Aim of the task ▸ Extract each line of the listing below that contains the string "email". Case counts.

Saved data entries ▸
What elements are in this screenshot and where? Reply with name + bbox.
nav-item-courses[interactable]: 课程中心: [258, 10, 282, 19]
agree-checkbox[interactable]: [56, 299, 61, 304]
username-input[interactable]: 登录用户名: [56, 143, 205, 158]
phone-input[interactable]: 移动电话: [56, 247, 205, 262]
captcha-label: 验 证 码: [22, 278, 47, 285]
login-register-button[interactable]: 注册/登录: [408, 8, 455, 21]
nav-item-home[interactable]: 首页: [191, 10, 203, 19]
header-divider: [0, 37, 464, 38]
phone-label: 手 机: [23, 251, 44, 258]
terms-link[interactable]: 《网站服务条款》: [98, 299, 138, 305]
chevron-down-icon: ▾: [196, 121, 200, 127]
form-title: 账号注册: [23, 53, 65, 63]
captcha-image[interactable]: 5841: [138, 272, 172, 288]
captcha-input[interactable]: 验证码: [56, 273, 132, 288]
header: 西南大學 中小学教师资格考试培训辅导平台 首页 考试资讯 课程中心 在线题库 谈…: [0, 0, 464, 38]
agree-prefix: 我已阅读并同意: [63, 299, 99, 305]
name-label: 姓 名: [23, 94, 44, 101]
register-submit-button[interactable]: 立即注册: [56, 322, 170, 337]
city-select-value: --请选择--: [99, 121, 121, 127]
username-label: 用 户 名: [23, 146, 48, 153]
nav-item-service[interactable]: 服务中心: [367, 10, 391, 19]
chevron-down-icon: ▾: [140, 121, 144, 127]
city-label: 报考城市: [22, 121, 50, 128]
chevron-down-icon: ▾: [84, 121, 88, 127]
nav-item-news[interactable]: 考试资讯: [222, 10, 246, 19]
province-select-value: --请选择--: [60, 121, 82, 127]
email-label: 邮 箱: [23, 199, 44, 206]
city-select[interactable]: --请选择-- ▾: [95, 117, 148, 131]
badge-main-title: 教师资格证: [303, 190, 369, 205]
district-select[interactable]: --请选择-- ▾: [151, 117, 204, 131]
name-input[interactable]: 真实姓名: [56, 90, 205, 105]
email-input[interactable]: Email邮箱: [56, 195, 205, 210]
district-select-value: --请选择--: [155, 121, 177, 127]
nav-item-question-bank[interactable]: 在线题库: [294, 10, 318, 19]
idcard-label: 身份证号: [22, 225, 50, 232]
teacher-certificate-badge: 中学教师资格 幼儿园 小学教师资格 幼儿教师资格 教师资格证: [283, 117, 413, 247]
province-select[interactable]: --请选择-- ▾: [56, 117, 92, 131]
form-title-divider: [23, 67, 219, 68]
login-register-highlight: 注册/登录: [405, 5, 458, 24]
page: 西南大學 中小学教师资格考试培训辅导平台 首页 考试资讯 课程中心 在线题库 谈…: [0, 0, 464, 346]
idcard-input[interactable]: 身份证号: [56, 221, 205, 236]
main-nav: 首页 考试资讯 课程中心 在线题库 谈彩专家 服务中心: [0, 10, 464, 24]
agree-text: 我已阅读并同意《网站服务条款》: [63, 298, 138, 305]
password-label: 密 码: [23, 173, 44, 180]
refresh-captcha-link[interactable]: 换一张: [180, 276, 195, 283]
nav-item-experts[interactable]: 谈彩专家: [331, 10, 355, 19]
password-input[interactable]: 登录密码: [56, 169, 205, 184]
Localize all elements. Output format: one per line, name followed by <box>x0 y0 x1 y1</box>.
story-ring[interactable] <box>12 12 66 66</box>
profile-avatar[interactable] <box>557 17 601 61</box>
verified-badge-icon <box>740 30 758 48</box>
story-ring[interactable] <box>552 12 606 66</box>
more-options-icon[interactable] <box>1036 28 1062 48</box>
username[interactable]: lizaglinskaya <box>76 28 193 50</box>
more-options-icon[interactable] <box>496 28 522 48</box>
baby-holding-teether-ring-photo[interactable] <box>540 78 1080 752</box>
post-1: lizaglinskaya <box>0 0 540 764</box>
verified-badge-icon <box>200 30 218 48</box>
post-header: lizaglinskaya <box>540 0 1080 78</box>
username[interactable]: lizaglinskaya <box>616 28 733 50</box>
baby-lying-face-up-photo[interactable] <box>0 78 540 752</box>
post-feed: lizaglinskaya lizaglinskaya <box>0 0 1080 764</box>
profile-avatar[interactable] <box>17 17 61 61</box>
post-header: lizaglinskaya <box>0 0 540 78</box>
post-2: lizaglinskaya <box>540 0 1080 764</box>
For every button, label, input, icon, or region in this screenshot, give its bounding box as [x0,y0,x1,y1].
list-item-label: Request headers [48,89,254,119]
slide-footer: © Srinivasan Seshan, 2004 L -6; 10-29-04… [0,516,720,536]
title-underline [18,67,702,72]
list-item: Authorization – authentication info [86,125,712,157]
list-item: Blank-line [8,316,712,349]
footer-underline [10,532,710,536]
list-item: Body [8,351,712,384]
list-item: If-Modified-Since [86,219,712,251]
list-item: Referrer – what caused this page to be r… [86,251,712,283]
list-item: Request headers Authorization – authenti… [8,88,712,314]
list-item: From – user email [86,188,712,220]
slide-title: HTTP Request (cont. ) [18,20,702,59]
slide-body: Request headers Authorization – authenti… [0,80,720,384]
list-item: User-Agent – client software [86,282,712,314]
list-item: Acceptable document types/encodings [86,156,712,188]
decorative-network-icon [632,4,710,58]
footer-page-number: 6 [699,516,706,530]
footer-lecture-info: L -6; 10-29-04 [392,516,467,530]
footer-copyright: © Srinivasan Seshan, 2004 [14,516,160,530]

Full solution ▸
email-label: 邮 箱: [23, 199, 44, 206]
email-input[interactable]: Email邮箱: [56, 195, 205, 210]
list-item: From – user email [86,188,712,220]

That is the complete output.